- _The request_
Search the listing below for the string "title" and show each line that contains it.
* BEGIN *
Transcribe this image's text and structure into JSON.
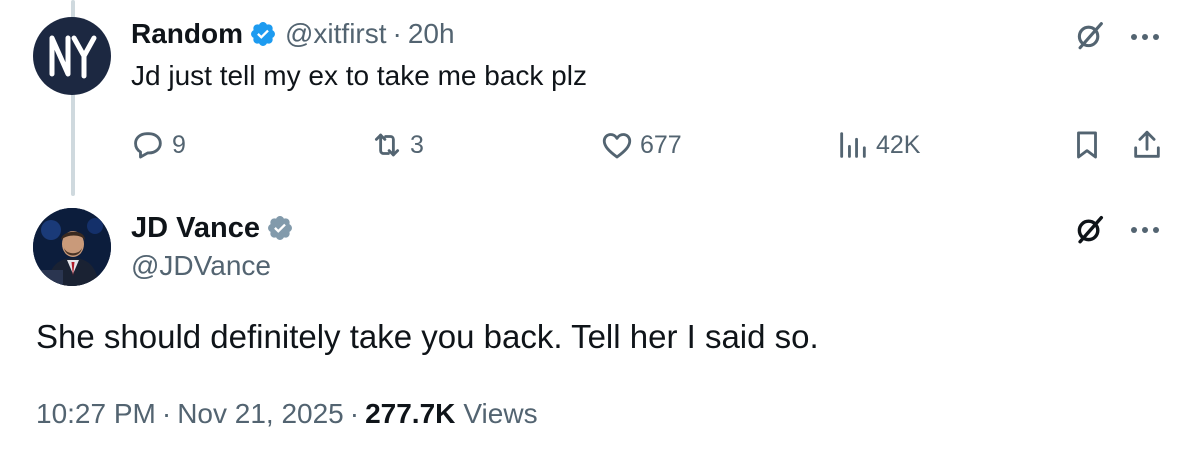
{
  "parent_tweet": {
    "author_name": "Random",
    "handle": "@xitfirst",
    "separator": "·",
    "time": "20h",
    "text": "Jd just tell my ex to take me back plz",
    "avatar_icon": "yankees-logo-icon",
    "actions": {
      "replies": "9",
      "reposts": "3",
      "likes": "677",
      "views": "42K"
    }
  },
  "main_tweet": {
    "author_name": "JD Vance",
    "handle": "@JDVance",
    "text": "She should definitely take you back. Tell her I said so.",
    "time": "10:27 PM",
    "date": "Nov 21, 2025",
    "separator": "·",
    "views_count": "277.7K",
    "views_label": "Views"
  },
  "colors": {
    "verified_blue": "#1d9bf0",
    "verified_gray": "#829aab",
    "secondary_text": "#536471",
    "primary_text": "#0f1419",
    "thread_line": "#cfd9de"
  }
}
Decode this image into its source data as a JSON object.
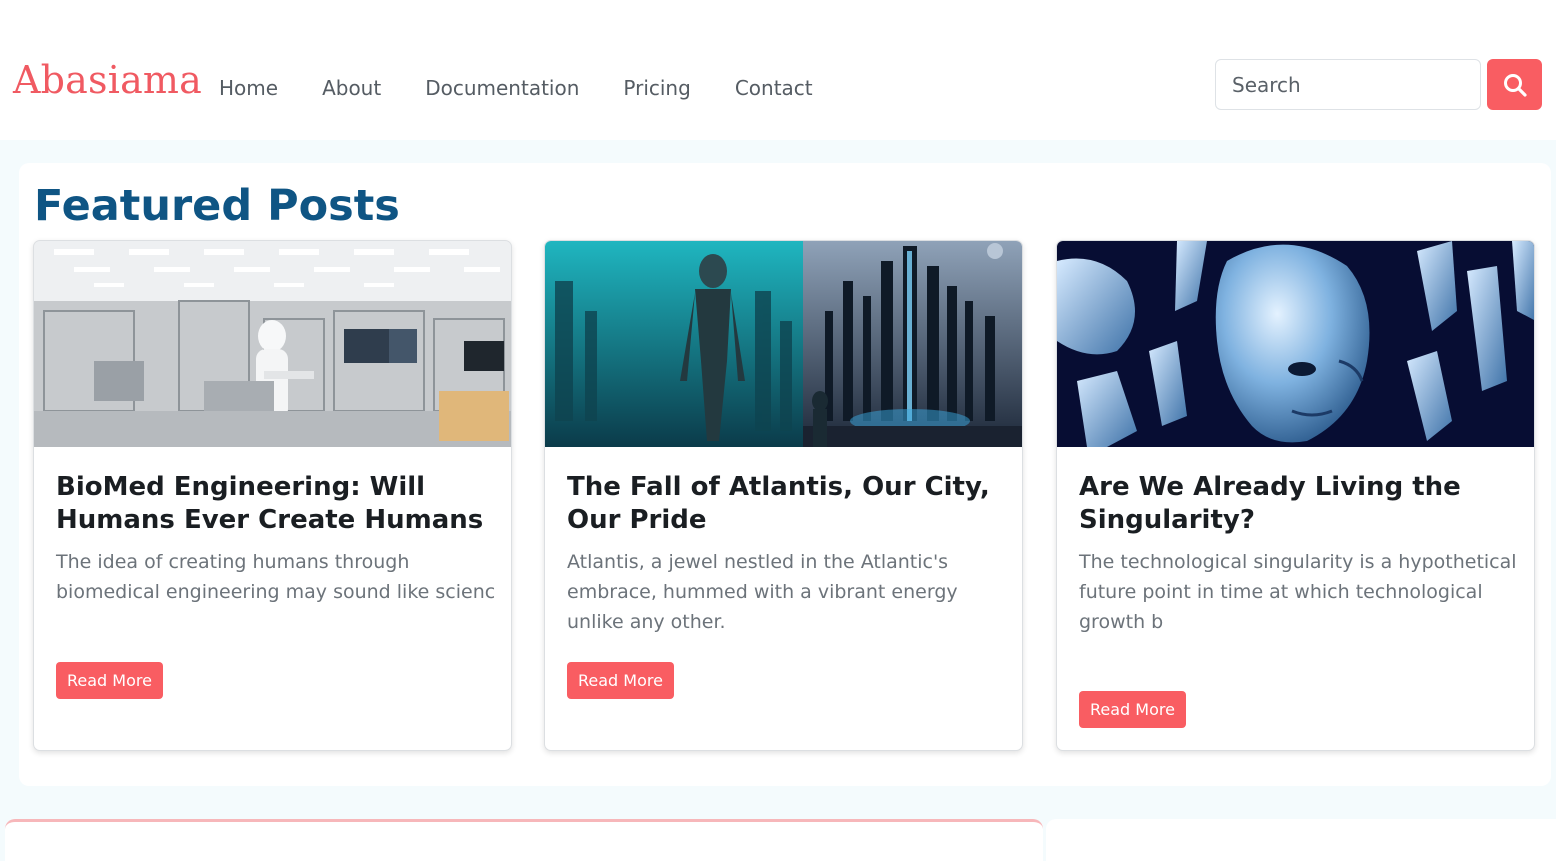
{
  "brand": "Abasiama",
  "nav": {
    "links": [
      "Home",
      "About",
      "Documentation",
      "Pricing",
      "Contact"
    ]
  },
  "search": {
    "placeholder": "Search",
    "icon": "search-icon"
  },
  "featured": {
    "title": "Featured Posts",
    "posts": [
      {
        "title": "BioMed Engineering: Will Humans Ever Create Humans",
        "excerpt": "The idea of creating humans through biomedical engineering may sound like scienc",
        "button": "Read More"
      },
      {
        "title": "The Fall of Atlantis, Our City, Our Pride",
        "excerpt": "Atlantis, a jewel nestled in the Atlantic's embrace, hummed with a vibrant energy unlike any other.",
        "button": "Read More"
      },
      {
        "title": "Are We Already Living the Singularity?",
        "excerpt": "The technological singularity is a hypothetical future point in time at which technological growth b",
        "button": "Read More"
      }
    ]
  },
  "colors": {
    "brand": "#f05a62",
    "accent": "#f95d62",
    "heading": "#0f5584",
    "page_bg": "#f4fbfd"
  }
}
* END *
* BEGIN *
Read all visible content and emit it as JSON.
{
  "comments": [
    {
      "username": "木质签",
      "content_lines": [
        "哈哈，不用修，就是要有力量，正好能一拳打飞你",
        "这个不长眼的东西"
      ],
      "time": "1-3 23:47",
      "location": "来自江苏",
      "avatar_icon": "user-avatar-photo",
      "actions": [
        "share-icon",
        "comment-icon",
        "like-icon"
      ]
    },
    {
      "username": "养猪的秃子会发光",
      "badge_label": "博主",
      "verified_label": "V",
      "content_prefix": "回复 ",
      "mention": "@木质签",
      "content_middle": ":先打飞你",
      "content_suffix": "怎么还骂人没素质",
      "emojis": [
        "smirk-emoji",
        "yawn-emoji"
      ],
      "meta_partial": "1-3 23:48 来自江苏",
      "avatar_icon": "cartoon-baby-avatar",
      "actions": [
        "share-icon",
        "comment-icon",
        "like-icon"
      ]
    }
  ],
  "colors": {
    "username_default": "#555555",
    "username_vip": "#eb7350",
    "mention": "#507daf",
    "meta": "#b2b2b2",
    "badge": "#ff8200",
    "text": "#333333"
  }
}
* END *
* BEGIN *
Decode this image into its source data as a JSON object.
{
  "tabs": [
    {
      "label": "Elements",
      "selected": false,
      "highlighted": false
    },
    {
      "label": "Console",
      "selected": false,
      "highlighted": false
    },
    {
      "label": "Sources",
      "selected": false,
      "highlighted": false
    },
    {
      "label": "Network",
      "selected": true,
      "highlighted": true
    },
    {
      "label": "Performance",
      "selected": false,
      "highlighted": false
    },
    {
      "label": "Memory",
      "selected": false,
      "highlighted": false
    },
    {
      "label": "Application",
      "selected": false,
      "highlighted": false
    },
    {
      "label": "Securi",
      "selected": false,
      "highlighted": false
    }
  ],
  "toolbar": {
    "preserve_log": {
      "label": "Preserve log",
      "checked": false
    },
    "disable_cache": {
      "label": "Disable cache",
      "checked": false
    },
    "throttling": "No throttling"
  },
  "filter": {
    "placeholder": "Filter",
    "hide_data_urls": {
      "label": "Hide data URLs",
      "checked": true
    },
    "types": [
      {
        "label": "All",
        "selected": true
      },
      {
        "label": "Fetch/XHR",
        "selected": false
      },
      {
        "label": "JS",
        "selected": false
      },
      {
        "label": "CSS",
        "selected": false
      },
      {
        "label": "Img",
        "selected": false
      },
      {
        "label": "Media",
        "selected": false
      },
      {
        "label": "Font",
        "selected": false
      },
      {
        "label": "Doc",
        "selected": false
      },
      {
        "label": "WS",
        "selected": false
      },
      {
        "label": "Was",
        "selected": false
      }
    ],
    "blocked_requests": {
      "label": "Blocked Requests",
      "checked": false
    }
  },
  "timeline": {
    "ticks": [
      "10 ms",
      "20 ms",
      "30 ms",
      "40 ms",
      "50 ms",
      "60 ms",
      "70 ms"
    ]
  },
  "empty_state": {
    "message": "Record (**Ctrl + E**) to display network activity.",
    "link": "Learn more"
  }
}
* END *
- _Answer to the problem_
    "title": "Featured Posts",
        "title": "BioMed Engineering: Will Humans Ever Create Humans",
        "title": "The Fall of Atlantis, Our City, Our Pride",
        "title": "Are We Already Living the Singularity?",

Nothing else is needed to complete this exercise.